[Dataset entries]
—————
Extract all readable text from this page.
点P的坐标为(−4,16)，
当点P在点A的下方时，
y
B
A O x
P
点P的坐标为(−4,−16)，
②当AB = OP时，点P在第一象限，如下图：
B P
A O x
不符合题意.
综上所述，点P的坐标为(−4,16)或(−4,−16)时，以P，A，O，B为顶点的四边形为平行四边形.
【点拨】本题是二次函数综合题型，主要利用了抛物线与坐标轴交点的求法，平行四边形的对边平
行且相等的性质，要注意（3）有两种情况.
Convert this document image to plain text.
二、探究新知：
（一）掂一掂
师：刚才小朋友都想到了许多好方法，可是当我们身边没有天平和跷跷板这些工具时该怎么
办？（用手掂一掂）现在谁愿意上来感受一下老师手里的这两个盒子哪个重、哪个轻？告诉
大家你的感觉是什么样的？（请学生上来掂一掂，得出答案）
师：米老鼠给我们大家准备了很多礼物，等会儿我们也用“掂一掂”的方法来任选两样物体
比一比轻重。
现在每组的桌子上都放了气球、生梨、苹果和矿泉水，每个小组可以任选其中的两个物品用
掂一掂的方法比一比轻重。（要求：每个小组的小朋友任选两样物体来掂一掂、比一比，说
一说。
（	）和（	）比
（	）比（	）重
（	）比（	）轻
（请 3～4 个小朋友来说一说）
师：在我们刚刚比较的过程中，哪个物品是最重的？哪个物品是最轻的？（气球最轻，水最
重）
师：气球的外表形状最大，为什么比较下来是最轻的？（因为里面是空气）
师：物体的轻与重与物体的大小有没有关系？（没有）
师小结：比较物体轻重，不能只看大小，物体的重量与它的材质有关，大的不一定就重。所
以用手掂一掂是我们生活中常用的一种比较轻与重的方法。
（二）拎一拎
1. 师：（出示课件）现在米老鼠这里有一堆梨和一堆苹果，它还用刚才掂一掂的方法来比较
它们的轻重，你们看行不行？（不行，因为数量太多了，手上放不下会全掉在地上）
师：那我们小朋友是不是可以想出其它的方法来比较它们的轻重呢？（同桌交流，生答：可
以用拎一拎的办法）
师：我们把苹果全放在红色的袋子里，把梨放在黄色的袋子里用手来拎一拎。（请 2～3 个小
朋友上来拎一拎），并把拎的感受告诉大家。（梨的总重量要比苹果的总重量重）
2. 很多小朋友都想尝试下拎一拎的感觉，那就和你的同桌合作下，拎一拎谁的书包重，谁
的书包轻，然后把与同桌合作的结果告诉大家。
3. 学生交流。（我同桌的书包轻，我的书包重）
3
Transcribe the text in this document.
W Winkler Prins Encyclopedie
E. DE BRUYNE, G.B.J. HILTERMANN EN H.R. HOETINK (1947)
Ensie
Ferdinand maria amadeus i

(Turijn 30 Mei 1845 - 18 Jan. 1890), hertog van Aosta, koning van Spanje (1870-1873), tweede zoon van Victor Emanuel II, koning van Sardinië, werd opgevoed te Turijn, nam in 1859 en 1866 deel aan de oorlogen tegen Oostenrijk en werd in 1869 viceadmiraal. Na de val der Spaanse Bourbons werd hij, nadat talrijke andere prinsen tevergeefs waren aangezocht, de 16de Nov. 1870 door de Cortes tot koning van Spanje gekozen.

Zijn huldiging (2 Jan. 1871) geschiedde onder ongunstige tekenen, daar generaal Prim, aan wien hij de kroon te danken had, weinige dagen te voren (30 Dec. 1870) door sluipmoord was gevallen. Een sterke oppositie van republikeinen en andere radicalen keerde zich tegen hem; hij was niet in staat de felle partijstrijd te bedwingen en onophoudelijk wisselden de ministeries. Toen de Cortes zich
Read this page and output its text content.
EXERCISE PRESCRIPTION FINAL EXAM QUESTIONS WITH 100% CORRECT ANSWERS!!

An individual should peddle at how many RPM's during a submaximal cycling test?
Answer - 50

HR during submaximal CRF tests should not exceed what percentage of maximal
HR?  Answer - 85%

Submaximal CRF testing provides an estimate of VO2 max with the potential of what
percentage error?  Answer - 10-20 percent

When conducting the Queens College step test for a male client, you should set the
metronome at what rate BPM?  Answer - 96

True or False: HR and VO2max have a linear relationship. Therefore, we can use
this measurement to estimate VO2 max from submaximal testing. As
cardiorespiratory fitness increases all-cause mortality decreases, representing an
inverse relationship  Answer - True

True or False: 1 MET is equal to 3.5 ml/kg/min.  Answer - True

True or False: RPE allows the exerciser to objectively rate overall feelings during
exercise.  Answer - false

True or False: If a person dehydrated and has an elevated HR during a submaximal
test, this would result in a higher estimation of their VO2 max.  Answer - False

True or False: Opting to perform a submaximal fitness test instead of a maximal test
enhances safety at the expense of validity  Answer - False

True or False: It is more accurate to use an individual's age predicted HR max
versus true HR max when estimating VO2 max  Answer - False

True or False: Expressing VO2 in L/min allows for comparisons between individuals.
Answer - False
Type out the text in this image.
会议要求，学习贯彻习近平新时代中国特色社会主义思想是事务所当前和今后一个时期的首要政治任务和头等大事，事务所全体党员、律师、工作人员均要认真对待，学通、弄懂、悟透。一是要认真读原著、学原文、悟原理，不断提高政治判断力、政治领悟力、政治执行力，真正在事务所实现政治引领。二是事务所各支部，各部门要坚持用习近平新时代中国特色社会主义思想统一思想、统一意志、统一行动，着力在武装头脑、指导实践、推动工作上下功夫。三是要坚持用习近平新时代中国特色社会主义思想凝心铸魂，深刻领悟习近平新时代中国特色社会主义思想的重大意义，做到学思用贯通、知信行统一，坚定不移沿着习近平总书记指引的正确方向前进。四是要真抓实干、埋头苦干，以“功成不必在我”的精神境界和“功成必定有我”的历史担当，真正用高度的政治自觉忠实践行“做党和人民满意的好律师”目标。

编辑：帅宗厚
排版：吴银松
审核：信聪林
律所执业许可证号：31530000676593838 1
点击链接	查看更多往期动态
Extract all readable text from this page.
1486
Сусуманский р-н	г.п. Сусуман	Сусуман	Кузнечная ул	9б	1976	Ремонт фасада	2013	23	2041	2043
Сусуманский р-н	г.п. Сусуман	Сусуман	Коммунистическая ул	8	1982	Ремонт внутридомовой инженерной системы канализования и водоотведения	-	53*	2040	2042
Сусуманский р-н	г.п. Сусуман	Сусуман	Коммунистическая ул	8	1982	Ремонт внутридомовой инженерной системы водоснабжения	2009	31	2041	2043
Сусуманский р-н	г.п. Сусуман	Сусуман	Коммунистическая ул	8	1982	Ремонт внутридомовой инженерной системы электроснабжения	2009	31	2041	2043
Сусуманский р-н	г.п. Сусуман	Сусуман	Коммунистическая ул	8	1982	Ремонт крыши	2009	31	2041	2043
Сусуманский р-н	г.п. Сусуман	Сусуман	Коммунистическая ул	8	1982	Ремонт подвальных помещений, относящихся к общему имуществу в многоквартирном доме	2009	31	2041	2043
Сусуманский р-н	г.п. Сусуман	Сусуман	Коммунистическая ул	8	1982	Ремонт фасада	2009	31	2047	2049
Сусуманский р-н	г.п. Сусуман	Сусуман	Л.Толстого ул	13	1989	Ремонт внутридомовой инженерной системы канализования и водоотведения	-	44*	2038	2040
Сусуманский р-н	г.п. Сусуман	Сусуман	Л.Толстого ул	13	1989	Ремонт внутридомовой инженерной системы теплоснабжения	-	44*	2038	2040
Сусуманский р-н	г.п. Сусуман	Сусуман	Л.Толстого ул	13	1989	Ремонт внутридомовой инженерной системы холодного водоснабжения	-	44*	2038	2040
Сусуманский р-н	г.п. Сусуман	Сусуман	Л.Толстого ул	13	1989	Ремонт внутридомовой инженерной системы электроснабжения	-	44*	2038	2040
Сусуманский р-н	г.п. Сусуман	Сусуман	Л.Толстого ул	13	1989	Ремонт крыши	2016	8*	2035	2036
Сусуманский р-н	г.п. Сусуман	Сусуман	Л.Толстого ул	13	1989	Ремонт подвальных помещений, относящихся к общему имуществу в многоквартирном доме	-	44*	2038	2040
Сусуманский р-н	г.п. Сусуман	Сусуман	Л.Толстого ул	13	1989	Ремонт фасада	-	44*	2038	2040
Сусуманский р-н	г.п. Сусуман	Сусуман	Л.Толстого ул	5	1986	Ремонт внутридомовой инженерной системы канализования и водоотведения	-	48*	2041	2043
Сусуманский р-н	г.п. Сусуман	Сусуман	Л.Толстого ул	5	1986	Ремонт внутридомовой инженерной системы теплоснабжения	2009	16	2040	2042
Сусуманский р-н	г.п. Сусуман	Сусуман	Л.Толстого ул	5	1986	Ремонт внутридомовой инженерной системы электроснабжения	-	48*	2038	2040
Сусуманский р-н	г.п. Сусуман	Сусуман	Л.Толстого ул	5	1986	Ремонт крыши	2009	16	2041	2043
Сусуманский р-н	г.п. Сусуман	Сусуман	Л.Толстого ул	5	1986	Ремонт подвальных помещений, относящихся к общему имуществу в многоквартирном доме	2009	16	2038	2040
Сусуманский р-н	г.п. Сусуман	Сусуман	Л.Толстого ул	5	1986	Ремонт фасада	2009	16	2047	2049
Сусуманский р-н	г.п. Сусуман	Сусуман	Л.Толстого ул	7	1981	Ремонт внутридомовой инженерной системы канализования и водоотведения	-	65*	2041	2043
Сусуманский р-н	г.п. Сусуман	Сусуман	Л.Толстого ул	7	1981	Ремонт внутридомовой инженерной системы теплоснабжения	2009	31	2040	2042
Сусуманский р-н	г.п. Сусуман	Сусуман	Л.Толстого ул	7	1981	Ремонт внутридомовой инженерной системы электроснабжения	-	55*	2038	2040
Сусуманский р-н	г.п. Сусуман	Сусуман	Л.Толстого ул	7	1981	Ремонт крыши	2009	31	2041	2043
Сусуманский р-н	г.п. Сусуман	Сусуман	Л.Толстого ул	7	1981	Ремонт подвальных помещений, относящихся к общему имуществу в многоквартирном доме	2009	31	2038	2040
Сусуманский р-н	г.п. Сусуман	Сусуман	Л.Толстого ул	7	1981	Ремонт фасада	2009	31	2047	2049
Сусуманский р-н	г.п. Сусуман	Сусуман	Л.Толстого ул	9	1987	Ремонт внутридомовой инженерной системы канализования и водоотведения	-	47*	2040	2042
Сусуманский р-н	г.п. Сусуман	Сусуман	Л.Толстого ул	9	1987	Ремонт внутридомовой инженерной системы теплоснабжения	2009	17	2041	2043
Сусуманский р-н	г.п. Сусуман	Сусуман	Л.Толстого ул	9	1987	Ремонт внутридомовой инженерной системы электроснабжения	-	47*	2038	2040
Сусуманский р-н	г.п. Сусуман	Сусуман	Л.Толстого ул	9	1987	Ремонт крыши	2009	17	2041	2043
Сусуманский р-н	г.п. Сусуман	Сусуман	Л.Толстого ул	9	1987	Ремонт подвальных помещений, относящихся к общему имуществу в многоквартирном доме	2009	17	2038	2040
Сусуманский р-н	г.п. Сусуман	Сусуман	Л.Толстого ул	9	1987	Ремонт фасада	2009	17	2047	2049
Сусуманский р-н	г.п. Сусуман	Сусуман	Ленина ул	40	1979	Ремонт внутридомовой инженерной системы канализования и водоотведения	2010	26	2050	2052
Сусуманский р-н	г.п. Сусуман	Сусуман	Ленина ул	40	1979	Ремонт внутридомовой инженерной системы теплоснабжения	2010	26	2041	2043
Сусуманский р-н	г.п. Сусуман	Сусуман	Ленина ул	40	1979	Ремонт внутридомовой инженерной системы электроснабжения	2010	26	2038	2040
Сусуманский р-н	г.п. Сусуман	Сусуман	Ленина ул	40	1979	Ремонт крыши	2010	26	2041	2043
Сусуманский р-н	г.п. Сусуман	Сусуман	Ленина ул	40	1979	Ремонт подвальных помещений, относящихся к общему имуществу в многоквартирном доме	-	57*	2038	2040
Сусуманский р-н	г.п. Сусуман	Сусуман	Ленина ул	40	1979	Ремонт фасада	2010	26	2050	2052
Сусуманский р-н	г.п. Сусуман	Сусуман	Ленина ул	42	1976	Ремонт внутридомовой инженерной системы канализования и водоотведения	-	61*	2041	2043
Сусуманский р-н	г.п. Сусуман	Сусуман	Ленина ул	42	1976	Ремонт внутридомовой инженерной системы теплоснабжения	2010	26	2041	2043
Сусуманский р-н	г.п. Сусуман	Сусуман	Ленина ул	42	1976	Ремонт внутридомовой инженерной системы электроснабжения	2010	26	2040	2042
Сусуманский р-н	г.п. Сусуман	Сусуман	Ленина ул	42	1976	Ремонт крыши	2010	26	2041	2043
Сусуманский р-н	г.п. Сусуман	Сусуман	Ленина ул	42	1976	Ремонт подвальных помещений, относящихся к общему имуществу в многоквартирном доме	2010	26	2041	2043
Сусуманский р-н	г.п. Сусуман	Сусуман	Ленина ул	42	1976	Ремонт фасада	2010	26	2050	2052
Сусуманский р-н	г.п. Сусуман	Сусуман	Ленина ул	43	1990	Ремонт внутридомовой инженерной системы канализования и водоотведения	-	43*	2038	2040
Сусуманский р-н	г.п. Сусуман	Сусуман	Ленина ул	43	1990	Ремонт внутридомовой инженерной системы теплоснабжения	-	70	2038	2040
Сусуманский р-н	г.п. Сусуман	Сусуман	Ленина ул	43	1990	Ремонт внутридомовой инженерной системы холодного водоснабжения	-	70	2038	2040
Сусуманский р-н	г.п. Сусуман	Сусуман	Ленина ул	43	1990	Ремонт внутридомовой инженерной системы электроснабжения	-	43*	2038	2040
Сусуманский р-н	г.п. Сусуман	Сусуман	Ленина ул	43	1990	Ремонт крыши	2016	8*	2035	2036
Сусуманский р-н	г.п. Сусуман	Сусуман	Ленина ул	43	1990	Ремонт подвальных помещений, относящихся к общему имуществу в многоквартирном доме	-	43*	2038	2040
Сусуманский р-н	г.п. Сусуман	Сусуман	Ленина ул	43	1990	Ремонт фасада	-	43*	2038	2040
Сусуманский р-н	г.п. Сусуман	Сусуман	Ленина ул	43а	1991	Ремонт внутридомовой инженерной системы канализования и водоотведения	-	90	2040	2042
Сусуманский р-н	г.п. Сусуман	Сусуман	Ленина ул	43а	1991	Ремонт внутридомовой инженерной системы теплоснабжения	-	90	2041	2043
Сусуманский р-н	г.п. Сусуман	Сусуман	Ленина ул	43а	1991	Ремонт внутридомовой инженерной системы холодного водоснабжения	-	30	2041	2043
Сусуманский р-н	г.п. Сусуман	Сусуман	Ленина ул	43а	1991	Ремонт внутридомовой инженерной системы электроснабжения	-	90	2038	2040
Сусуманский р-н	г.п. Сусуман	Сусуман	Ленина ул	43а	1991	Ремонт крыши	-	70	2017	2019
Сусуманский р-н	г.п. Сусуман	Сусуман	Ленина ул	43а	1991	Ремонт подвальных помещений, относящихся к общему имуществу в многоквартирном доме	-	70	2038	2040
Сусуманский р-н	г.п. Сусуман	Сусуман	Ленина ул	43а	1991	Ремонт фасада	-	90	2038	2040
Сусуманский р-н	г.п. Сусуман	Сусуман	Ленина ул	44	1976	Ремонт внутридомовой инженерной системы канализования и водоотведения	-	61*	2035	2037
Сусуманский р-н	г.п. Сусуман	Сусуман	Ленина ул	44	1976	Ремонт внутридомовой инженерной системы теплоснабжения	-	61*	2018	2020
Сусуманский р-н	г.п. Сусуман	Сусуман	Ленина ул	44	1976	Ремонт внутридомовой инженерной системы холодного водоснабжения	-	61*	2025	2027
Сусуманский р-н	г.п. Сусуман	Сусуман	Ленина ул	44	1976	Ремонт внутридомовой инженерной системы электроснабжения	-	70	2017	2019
—————
• _REQUIREMENTS_
Gather all the lines that include the word "относящихся" and copy them out.

• _COMPLETE ANSWER_
Сусуманский р-н	г.п. Сусуман	Сусуман	Коммунистическая ул	8	1982	Ремонт подвальных помещений, относящихся к общему имуществу в многоквартирном доме	2009	31	2041	2043
Сусуманский р-н	г.п. Сусуман	Сусуман	Л.Толстого ул	13	1989	Ремонт подвальных помещений, относящихся к общему имуществу в многоквартирном доме	-	44*	2038	2040
Сусуманский р-н	г.п. Сусуман	Сусуман	Л.Толстого ул	5	1986	Ремонт подвальных помещений, относящихся к общему имуществу в многоквартирном доме	2009	16	2038	2040
Сусуманский р-н	г.п. Сусуман	Сусуман	Л.Толстого ул	7	1981	Ремонт подвальных помещений, относящихся к общему имуществу в многоквартирном доме	2009	31	2038	2040
Сусуманский р-н	г.п. Сусуман	Сусуман	Л.Толстого ул	9	1987	Ремонт подвальных помещений, относящихся к общему имуществу в многоквартирном доме	2009	17	2038	2040
Сусуманский р-н	г.п. Сусуман	Сусуман	Ленина ул	40	1979	Ремонт подвальных помещений, относящихся к общему имуществу в многоквартирном доме	-	57*	2038	2040
Сусуманский р-н	г.п. Сусуман	Сусуман	Ленина ул	42	1976	Ремонт подвальных помещений, относящихся к общему имуществу в многоквартирном доме	2010	26	2041	2043
Сусуманский р-н	г.п. Сусуман	Сусуман	Ленина ул	43	1990	Ремонт подвальных помещений, относящихся к общему имуществу в многоквартирном доме	-	43*	2038	2040
Сусуманский р-н	г.п. Сусуман	Сусуман	Ленина ул	43а	1991	Ремонт подвальных помещений, относящихся к общему имуществу в многоквартирном доме	-	70	2038	2040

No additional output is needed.